[What needs to be done] Filter the data below for the string "документации" and copy each matching line.
□ □ □ □ □ □ □
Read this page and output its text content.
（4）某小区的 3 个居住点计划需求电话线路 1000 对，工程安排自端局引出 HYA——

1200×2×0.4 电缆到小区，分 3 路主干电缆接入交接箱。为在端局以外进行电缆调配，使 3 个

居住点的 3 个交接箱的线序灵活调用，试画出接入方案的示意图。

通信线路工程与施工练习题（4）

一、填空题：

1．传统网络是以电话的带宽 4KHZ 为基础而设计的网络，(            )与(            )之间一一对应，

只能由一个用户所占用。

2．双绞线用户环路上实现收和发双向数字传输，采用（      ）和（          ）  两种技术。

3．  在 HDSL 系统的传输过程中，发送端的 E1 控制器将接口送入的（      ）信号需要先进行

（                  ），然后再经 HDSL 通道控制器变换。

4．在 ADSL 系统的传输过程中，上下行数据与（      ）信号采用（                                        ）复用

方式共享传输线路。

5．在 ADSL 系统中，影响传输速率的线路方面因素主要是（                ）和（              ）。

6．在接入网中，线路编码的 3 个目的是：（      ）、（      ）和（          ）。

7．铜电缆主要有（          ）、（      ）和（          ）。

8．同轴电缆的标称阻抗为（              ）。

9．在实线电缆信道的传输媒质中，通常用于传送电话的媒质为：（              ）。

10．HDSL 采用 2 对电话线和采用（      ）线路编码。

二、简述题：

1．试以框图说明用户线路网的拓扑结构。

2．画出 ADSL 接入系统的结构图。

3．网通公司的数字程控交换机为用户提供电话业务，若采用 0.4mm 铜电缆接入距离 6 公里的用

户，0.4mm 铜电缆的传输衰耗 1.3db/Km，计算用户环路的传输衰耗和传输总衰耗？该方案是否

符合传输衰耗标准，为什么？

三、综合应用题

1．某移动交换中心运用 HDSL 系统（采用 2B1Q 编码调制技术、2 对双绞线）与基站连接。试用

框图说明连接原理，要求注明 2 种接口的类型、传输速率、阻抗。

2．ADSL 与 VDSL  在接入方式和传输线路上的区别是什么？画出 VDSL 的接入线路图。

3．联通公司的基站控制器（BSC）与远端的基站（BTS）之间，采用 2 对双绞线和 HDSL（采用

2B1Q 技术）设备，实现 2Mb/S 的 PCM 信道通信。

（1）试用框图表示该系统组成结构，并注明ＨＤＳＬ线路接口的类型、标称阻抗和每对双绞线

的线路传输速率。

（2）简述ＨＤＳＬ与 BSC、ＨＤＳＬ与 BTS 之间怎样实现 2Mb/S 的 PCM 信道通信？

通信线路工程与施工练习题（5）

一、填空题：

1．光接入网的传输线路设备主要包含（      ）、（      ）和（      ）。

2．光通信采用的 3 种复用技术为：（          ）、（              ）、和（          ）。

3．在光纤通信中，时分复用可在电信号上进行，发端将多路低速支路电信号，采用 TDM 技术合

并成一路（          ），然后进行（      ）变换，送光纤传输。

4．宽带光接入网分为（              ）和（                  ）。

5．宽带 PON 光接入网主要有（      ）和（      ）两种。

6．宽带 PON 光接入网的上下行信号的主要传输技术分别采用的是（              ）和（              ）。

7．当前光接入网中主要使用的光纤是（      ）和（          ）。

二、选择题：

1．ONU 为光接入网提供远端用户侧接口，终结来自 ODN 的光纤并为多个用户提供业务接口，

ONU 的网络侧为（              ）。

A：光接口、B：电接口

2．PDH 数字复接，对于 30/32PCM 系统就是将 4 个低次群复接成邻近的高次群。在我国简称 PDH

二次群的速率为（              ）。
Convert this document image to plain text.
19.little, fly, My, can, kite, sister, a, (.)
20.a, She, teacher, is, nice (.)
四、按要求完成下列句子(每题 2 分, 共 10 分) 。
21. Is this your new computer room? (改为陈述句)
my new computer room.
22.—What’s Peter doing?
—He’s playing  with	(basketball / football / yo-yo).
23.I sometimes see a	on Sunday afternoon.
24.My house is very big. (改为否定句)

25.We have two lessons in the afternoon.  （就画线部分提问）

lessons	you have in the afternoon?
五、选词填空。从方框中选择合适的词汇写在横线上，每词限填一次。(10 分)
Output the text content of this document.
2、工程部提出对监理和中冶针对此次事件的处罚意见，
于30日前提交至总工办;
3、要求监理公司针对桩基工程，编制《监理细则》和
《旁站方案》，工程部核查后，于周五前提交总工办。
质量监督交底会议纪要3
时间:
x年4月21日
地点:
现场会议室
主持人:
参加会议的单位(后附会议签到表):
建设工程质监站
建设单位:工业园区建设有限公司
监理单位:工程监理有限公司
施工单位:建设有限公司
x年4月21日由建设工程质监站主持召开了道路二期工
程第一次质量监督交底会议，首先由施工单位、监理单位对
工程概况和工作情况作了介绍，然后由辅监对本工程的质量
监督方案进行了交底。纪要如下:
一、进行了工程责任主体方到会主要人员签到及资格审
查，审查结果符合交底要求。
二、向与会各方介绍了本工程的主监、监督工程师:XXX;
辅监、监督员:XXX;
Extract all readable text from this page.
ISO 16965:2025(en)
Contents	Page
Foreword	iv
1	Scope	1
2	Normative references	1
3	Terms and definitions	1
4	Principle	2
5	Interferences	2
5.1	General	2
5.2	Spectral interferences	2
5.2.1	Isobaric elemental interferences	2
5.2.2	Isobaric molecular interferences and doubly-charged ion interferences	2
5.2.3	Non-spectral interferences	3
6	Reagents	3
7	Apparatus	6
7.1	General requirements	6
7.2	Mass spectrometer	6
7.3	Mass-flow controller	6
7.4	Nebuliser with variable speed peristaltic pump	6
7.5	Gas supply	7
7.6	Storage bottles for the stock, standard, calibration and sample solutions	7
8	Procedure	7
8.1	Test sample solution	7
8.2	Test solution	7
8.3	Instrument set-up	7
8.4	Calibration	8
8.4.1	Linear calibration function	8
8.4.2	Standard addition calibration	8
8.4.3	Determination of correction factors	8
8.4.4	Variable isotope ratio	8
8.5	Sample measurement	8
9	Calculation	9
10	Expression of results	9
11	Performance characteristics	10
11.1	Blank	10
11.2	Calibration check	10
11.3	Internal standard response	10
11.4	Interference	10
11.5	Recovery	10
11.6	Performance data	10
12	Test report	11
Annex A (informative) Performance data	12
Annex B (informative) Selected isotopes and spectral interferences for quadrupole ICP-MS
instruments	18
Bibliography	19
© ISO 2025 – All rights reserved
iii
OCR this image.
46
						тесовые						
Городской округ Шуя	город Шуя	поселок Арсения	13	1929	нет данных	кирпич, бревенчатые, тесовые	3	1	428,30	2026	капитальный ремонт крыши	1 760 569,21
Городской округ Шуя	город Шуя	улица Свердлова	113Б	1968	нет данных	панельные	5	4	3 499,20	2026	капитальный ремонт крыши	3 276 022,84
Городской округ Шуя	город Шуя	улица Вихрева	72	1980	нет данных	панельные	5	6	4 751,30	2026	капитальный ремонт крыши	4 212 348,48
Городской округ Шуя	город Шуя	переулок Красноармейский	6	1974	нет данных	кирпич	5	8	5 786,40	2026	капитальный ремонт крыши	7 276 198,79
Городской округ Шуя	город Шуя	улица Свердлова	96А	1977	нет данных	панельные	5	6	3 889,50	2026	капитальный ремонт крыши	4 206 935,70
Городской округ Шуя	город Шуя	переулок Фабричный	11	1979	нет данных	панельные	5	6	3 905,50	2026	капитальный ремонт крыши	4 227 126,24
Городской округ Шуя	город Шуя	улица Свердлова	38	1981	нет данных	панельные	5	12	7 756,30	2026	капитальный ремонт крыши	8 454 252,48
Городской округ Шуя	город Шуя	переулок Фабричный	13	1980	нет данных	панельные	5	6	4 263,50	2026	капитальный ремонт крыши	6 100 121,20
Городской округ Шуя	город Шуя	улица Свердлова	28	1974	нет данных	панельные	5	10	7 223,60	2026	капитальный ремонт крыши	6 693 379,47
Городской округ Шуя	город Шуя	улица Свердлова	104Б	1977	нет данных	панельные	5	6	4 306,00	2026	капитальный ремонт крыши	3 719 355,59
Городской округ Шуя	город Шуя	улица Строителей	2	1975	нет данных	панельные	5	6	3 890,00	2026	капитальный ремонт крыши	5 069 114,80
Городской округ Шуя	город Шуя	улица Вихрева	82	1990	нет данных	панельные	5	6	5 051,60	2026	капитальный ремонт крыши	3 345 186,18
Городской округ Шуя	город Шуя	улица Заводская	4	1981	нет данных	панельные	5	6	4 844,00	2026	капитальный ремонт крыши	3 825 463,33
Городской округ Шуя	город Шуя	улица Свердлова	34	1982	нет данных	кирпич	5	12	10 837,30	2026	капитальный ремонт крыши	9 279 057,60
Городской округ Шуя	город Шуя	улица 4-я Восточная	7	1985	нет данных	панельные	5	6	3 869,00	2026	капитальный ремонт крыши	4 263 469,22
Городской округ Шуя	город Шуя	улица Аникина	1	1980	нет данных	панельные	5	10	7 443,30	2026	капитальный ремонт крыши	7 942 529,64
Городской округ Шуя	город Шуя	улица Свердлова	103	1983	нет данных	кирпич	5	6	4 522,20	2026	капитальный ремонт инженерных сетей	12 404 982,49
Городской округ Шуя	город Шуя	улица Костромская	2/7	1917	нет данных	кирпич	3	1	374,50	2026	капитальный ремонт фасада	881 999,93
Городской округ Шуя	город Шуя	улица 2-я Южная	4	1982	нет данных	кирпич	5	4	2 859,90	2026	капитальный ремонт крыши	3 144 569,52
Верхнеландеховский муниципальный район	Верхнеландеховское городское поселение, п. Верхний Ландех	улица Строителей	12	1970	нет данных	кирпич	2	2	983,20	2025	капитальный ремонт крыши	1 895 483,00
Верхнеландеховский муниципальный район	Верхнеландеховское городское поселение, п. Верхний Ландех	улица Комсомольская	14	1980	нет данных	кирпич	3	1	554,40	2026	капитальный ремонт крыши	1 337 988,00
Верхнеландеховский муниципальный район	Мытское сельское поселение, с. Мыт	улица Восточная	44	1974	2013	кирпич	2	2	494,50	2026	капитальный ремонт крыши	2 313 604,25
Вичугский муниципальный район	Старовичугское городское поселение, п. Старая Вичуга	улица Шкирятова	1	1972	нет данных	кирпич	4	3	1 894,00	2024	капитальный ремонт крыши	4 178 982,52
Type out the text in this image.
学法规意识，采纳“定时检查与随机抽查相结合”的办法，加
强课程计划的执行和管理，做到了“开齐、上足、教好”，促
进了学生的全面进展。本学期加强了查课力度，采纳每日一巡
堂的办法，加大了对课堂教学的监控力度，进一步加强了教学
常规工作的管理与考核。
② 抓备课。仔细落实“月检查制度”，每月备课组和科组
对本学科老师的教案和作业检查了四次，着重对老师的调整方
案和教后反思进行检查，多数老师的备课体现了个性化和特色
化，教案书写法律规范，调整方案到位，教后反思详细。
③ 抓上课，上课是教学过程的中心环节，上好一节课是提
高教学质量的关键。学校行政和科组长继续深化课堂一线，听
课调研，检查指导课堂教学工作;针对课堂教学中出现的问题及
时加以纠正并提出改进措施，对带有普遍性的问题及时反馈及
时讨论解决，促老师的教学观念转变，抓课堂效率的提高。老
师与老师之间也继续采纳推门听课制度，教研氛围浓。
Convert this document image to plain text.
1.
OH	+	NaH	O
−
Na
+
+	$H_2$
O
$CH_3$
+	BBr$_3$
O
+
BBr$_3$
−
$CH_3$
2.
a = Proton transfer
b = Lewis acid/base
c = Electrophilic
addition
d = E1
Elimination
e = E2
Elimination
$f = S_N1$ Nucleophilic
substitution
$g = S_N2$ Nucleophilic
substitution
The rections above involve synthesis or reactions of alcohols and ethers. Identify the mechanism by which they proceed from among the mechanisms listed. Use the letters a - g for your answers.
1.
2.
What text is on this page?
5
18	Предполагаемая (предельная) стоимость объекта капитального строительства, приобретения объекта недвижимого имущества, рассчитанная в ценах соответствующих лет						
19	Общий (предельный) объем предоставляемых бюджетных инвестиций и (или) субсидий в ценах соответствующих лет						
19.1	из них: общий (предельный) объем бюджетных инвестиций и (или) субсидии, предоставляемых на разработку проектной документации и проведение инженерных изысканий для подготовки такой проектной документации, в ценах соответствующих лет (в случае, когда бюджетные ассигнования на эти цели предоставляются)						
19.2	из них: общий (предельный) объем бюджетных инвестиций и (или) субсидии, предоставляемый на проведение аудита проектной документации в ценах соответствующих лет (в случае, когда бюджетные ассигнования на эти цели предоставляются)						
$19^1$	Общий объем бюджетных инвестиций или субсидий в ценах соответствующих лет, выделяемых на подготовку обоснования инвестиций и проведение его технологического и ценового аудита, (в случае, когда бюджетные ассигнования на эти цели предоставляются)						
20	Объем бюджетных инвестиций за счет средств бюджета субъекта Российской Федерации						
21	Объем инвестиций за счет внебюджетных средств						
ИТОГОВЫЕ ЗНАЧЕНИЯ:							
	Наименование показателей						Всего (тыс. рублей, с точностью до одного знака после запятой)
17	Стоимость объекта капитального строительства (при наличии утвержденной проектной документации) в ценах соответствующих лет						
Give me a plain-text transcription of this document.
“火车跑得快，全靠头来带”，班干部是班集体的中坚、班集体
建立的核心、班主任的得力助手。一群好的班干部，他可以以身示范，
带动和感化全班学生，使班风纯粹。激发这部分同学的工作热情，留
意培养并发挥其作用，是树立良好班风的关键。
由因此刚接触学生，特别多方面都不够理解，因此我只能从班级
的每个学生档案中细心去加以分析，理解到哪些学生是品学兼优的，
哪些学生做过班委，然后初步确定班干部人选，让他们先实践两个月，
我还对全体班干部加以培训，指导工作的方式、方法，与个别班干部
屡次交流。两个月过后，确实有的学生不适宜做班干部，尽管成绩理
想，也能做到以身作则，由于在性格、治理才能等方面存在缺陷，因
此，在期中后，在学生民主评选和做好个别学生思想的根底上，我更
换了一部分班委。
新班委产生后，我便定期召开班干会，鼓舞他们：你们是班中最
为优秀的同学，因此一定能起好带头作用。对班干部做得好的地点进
□ □ □ □ □ □ □
[Completed exercise]
19.1	из них: общий (предельный) объем бюджетных инвестиций и (или) субсидии, предоставляемых на разработку проектной документации и проведение инженерных изысканий для подготовки такой проектной документации, в ценах соответствующих лет (в случае, когда бюджетные ассигнования на эти цели предоставляются)						
19.2	из них: общий (предельный) объем бюджетных инвестиций и (или) субсидии, предоставляемый на проведение аудита проектной документации в ценах соответствующих лет (в случае, когда бюджетные ассигнования на эти цели предоставляются)						
17	Стоимость объекта капитального строительства (при наличии утвержденной проектной документации) в ценах соответствующих лет						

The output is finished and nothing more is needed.